**SHORT EXERCISE:** Below are some records: retype them all exactly, but not the pictures.

**DATA TO USE:**
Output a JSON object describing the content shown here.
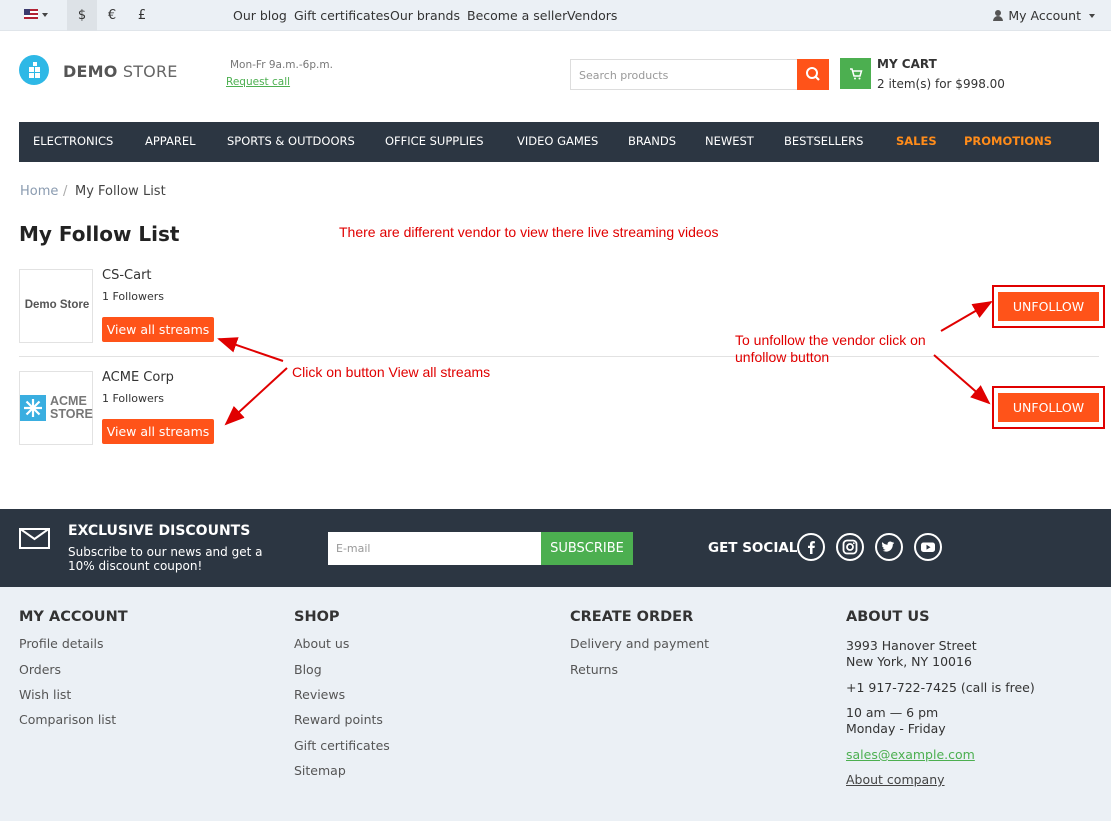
{
  "topbar": {
    "currencies": [
      "$",
      "€",
      "£"
    ],
    "links": [
      "Our blog",
      "Gift certificates",
      "Our brands",
      "Become a seller",
      "Vendors"
    ],
    "account": "My Account"
  },
  "header": {
    "logo_bold": "DEMO",
    "logo_light": "STORE",
    "hours": "Mon-Fr 9a.m.-6p.m.",
    "request_call": "Request call",
    "search_placeholder": "Search products",
    "cart_title": "MY CART",
    "cart_summary": "2 item(s) for $998.00"
  },
  "nav": [
    "ELECTRONICS",
    "APPAREL",
    "SPORTS & OUTDOORS",
    "OFFICE SUPPLIES",
    "VIDEO GAMES",
    "BRANDS",
    "NEWEST",
    "BESTSELLERS",
    "SALES",
    "PROMOTIONS"
  ],
  "breadcrumb": {
    "home": "Home",
    "sep": "/",
    "current": "My Follow List"
  },
  "page_title": "My Follow List",
  "annotations": {
    "top": "There are different vendor to view there live streaming videos",
    "streams": "Click on button View all streams",
    "unfollow_line1": "To unfollow the vendor click on",
    "unfollow_line2": "unfollow button"
  },
  "vendors": [
    {
      "name": "CS-Cart",
      "followers": "1 Followers",
      "logo_text": "Demo Store",
      "streams_label": "View all streams",
      "unfollow_label": "UNFOLLOW"
    },
    {
      "name": "ACME Corp",
      "followers": "1 Followers",
      "logo_text1": "ACME",
      "logo_text2": "STORE",
      "streams_label": "View all streams",
      "unfollow_label": "UNFOLLOW"
    }
  ],
  "subscribe": {
    "title": "EXCLUSIVE DISCOUNTS",
    "text": "Subscribe to our news and get a 10% discount coupon!",
    "email_placeholder": "E-mail",
    "button": "SUBSCRIBE",
    "social_title": "GET SOCIAL",
    "social_icons": [
      "facebook-icon",
      "instagram-icon",
      "twitter-icon",
      "youtube-icon"
    ]
  },
  "footer": {
    "my_account": {
      "title": "MY ACCOUNT",
      "links": [
        "Profile details",
        "Orders",
        "Wish list",
        "Comparison list"
      ]
    },
    "shop": {
      "title": "SHOP",
      "links": [
        "About us",
        "Blog",
        "Reviews",
        "Reward points",
        "Gift certificates",
        "Sitemap"
      ]
    },
    "create_order": {
      "title": "CREATE ORDER",
      "links": [
        "Delivery and payment",
        "Returns"
      ]
    },
    "about": {
      "title": "ABOUT US",
      "address1": "3993 Hanover Street",
      "address2": "New York, NY 10016",
      "phone": "+1 917-722-7425 (call is free)",
      "hours1": "10 am — 6 pm",
      "hours2": "Monday - Friday",
      "email": "sales@example.com",
      "about_company": "About company"
    }
  },
  "colors": {
    "accent": "#ff5319",
    "green": "#4caf50",
    "dark": "#2c3642",
    "annotation": "#e00000"
  }
}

**TASK ANSWER:**
Output a JSON object describing the content shown here.
{
  "topbar": {
    "currencies": [
      "$",
      "€",
      "£"
    ],
    "links": [
      "Our blog",
      "Gift certificates",
      "Our brands",
      "Become a seller",
      "Vendors"
    ],
    "account": "My Account"
  },
  "header": {
    "logo_bold": "DEMO",
    "logo_light": "STORE",
    "hours": "Mon-Fr 9a.m.-6p.m.",
    "request_call": "Request call",
    "search_placeholder": "Search products",
    "cart_title": "MY CART",
    "cart_summary": "2 item(s) for $998.00"
  },
  "nav": [
    "ELECTRONICS",
    "APPAREL",
    "SPORTS & OUTDOORS",
    "OFFICE SUPPLIES",
    "VIDEO GAMES",
    "BRANDS",
    "NEWEST",
    "BESTSELLERS",
    "SALES",
    "PROMOTIONS"
  ],
  "breadcrumb": {
    "home": "Home",
    "sep": "/",
    "current": "My Follow List"
  },
  "page_title": "My Follow List",
  "annotations": {
    "top": "There are different vendor to view there live streaming videos",
    "streams": "Click on button View all streams",
    "unfollow_line1": "To unfollow the vendor click on",
    "unfollow_line2": "unfollow button"
  },
  "vendors": [
    {
      "name": "CS-Cart",
      "followers": "1 Followers",
      "logo_text": "Demo Store",
      "streams_label": "View all streams",
      "unfollow_label": "UNFOLLOW"
    },
    {
      "name": "ACME Corp",
      "followers": "1 Followers",
      "logo_text1": "ACME",
      "logo_text2": "STORE",
      "streams_label": "View all streams",
      "unfollow_label": "UNFOLLOW"
    }
  ],
  "subscribe": {
    "title": "EXCLUSIVE DISCOUNTS",
    "text": "Subscribe to our news and get a 10% discount coupon!",
    "email_placeholder": "E-mail",
    "button": "SUBSCRIBE",
    "social_title": "GET SOCIAL",
    "social_icons": [
      "facebook-icon",
      "instagram-icon",
      "twitter-icon",
      "youtube-icon"
    ]
  },
  "footer": {
    "my_account": {
      "title": "MY ACCOUNT",
      "links": [
        "Profile details",
        "Orders",
        "Wish list",
        "Comparison list"
      ]
    },
    "shop": {
      "title": "SHOP",
      "links": [
        "About us",
        "Blog",
        "Reviews",
        "Reward points",
        "Gift certificates",
        "Sitemap"
      ]
    },
    "create_order": {
      "title": "CREATE ORDER",
      "links": [
        "Delivery and payment",
        "Returns"
      ]
    },
    "about": {
      "title": "ABOUT US",
      "address1": "3993 Hanover Street",
      "address2": "New York, NY 10016",
      "phone": "+1 917-722-7425 (call is free)",
      "hours1": "10 am — 6 pm",
      "hours2": "Monday - Friday",
      "email": "sales@example.com",
      "about_company": "About company"
    }
  },
  "colors": {
    "accent": "#ff5319",
    "green": "#4caf50",
    "dark": "#2c3642",
    "annotation": "#e00000"
  }
}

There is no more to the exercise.